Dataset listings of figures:
━━━
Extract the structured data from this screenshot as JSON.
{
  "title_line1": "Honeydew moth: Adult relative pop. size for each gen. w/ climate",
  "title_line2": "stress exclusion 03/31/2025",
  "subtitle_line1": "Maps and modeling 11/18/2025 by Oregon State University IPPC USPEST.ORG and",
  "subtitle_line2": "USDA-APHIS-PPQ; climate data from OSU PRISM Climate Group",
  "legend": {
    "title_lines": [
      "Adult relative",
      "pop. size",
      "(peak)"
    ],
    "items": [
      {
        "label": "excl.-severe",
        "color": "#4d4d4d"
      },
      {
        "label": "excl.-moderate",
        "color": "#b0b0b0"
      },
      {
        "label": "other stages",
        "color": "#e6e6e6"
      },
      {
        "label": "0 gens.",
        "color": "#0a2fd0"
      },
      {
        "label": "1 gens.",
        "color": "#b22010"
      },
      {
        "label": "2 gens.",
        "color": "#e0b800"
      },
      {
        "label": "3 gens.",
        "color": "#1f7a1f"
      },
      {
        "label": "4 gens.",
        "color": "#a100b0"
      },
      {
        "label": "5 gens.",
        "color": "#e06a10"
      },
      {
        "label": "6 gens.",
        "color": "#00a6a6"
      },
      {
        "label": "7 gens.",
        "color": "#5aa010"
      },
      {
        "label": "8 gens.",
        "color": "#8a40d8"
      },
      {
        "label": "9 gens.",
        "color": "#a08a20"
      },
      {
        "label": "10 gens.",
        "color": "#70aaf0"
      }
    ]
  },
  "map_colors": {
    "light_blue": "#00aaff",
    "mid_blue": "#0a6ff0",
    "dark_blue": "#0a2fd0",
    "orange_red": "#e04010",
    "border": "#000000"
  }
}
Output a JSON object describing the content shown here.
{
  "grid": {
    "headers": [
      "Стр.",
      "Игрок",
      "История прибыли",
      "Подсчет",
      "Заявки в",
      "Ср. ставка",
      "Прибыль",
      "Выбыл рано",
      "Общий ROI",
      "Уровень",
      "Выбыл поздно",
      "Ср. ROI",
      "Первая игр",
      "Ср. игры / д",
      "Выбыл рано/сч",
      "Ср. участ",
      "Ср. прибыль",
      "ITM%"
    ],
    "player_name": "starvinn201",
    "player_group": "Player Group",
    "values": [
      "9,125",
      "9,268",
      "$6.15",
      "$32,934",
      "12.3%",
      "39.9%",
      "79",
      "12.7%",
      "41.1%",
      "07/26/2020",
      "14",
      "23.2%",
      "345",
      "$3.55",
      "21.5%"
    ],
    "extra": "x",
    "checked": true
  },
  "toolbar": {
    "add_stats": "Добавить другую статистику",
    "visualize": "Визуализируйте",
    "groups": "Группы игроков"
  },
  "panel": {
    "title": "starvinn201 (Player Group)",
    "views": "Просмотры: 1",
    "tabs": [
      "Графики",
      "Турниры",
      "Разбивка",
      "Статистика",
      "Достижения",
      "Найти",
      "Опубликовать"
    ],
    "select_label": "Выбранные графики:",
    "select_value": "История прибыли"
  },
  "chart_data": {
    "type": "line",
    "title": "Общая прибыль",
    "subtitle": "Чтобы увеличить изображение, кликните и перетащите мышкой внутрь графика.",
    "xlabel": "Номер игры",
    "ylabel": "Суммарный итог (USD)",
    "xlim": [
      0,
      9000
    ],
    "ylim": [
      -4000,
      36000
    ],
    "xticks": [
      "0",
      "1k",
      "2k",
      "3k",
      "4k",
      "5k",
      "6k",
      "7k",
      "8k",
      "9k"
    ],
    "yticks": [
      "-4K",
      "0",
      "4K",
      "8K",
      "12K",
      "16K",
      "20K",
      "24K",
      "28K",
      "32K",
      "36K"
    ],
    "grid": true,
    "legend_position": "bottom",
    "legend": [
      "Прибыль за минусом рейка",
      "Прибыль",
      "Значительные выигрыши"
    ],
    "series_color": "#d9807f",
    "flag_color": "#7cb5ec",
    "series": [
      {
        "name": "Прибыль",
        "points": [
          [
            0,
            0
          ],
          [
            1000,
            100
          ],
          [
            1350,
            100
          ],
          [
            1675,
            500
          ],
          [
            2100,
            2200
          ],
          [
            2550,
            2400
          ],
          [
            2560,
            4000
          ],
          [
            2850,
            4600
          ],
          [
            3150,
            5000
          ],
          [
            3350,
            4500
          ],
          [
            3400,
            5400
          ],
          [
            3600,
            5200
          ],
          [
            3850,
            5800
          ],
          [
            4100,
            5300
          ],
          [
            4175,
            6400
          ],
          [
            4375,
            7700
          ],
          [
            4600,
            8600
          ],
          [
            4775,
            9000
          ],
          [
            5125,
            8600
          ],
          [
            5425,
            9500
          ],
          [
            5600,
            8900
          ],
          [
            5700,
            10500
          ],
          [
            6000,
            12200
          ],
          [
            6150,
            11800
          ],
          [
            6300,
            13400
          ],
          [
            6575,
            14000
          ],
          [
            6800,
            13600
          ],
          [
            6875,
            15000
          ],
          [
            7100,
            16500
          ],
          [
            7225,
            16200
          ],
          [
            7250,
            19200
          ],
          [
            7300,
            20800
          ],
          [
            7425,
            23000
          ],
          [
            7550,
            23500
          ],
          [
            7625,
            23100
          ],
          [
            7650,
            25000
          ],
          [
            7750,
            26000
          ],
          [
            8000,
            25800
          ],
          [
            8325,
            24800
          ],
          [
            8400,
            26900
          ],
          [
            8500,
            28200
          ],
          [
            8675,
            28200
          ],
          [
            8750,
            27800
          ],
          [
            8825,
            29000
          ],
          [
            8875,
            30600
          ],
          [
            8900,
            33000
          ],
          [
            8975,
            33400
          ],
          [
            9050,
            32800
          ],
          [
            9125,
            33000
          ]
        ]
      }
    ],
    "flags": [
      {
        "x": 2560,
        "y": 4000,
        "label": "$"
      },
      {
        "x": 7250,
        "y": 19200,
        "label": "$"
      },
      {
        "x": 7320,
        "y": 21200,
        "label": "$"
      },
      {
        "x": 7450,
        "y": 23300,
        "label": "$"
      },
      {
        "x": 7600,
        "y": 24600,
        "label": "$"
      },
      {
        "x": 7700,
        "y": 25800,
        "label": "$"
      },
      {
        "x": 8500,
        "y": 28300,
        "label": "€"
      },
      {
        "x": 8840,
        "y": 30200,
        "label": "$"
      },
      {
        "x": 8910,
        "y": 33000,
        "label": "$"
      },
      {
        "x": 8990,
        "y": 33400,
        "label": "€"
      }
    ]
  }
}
━━━
- [STATED EXERCISE]: Copy out the full set of records precisely, leaving nothing out.

- [THE SOLUTION]:
Extract the structured data from this screenshot as JSON.
{
  "title_line1": "Honeydew moth: Adult relative pop. size for each gen. w/ climate",
  "title_line2": "stress exclusion 03/31/2025",
  "subtitle_line1": "Maps and modeling 11/18/2025 by Oregon State University IPPC USPEST.ORG and",
  "subtitle_line2": "USDA-APHIS-PPQ; climate data from OSU PRISM Climate Group",
  "legend": {
    "title_lines": [
      "Adult relative",
      "pop. size",
      "(peak)"
    ],
    "items": [
      {
        "label": "excl.-severe",
        "color": "#4d4d4d"
      },
      {
        "label": "excl.-moderate",
        "color": "#b0b0b0"
      },
      {
        "label": "other stages",
        "color": "#e6e6e6"
      },
      {
        "label": "0 gens.",
        "color": "#0a2fd0"
      },
      {
        "label": "1 gens.",
        "color": "#b22010"
      },
      {
        "label": "2 gens.",
        "color": "#e0b800"
      },
      {
        "label": "3 gens.",
        "color": "#1f7a1f"
      },
      {
        "label": "4 gens.",
        "color": "#a100b0"
      },
      {
        "label": "5 gens.",
        "color": "#e06a10"
      },
      {
        "label": "6 gens.",
        "color": "#00a6a6"
      },
      {
        "label": "7 gens.",
        "color": "#5aa010"
      },
      {
        "label": "8 gens.",
        "color": "#8a40d8"
      },
      {
        "label": "9 gens.",
        "color": "#a08a20"
      },
      {
        "label": "10 gens.",
        "color": "#70aaf0"
      }
    ]
  },
  "map_colors": {
    "light_blue": "#00aaff",
    "mid_blue": "#0a6ff0",
    "dark_blue": "#0a2fd0",
    "orange_red": "#e04010",
    "border": "#000000"
  }
}
Output a JSON object describing the content shown here.
{
  "grid": {
    "headers": [
      "Стр.",
      "Игрок",
      "История прибыли",
      "Подсчет",
      "Заявки в",
      "Ср. ставка",
      "Прибыль",
      "Выбыл рано",
      "Общий ROI",
      "Уровень",
      "Выбыл поздно",
      "Ср. ROI",
      "Первая игр",
      "Ср. игры / д",
      "Выбыл рано/сч",
      "Ср. участ",
      "Ср. прибыль",
      "ITM%"
    ],
    "player_name": "starvinn201",
    "player_group": "Player Group",
    "values": [
      "9,125",
      "9,268",
      "$6.15",
      "$32,934",
      "12.3%",
      "39.9%",
      "79",
      "12.7%",
      "41.1%",
      "07/26/2020",
      "14",
      "23.2%",
      "345",
      "$3.55",
      "21.5%"
    ],
    "extra": "x",
    "checked": true
  },
  "toolbar": {
    "add_stats": "Добавить другую статистику",
    "visualize": "Визуализируйте",
    "groups": "Группы игроков"
  },
  "panel": {
    "title": "starvinn201 (Player Group)",
    "views": "Просмотры: 1",
    "tabs": [
      "Графики",
      "Турниры",
      "Разбивка",
      "Статистика",
      "Достижения",
      "Найти",
      "Опубликовать"
    ],
    "select_label": "Выбранные графики:",
    "select_value": "История прибыли"
  },
  "chart_data": {
    "type": "line",
    "title": "Общая прибыль",
    "subtitle": "Чтобы увеличить изображение, кликните и перетащите мышкой внутрь графика.",
    "xlabel": "Номер игры",
    "ylabel": "Суммарный итог (USD)",
    "xlim": [
      0,
      9000
    ],
    "ylim": [
      -4000,
      36000
    ],
    "xticks": [
      "0",
      "1k",
      "2k",
      "3k",
      "4k",
      "5k",
      "6k",
      "7k",
      "8k",
      "9k"
    ],
    "yticks": [
      "-4K",
      "0",
      "4K",
      "8K",
      "12K",
      "16K",
      "20K",
      "24K",
      "28K",
      "32K",
      "36K"
    ],
    "grid": true,
    "legend_position": "bottom",
    "legend": [
      "Прибыль за минусом рейка",
      "Прибыль",
      "Значительные выигрыши"
    ],
    "series_color": "#d9807f",
    "flag_color": "#7cb5ec",
    "series": [
      {
        "name": "Прибыль",
        "points": [
          [
            0,
            0
          ],
          [
            1000,
            100
          ],
          [
            1350,
            100
          ],
          [
            1675,
            500
          ],
          [
            2100,
            2200
          ],
          [
            2550,
            2400
          ],
          [
            2560,
            4000
          ],
          [
            2850,
            4600
          ],
          [
            3150,
            5000
          ],
          [
            3350,
            4500
          ],
          [
            3400,
            5400
          ],
          [
            3600,
            5200
          ],
          [
            3850,
            5800
          ],
          [
            4100,
            5300
          ],
          [
            4175,
            6400
          ],
          [
            4375,
            7700
          ],
          [
            4600,
            8600
          ],
          [
            4775,
            9000
          ],
          [
            5125,
            8600
          ],
          [
            5425,
            9500
          ],
          [
            5600,
            8900
          ],
          [
            5700,
            10500
          ],
          [
            6000,
            12200
          ],
          [
            6150,
            11800
          ],
          [
            6300,
            13400
          ],
          [
            6575,
            14000
          ],
          [
            6800,
            13600
          ],
          [
            6875,
            15000
          ],
          [
            7100,
            16500
          ],
          [
            7225,
            16200
          ],
          [
            7250,
            19200
          ],
          [
            7300,
            20800
          ],
          [
            7425,
            23000
          ],
          [
            7550,
            23500
          ],
          [
            7625,
            23100
          ],
          [
            7650,
            25000
          ],
          [
            7750,
            26000
          ],
          [
            8000,
            25800
          ],
          [
            8325,
            24800
          ],
          [
            8400,
            26900
          ],
          [
            8500,
            28200
          ],
          [
            8675,
            28200
          ],
          [
            8750,
            27800
          ],
          [
            8825,
            29000
          ],
          [
            8875,
            30600
          ],
          [
            8900,
            33000
          ],
          [
            8975,
            33400
          ],
          [
            9050,
            32800
          ],
          [
            9125,
            33000
          ]
        ]
      }
    ],
    "flags": [
      {
        "x": 2560,
        "y": 4000,
        "label": "$"
      },
      {
        "x": 7250,
        "y": 19200,
        "label": "$"
      },
      {
        "x": 7320,
        "y": 21200,
        "label": "$"
      },
      {
        "x": 7450,
        "y": 23300,
        "label": "$"
      },
      {
        "x": 7600,
        "y": 24600,
        "label": "$"
      },
      {
        "x": 7700,
        "y": 25800,
        "label": "$"
      },
      {
        "x": 8500,
        "y": 28300,
        "label": "€"
      },
      {
        "x": 8840,
        "y": 30200,
        "label": "$"
      },
      {
        "x": 8910,
        "y": 33000,
        "label": "$"
      },
      {
        "x": 8990,
        "y": 33400,
        "label": "€"
      }
    ]
  }
}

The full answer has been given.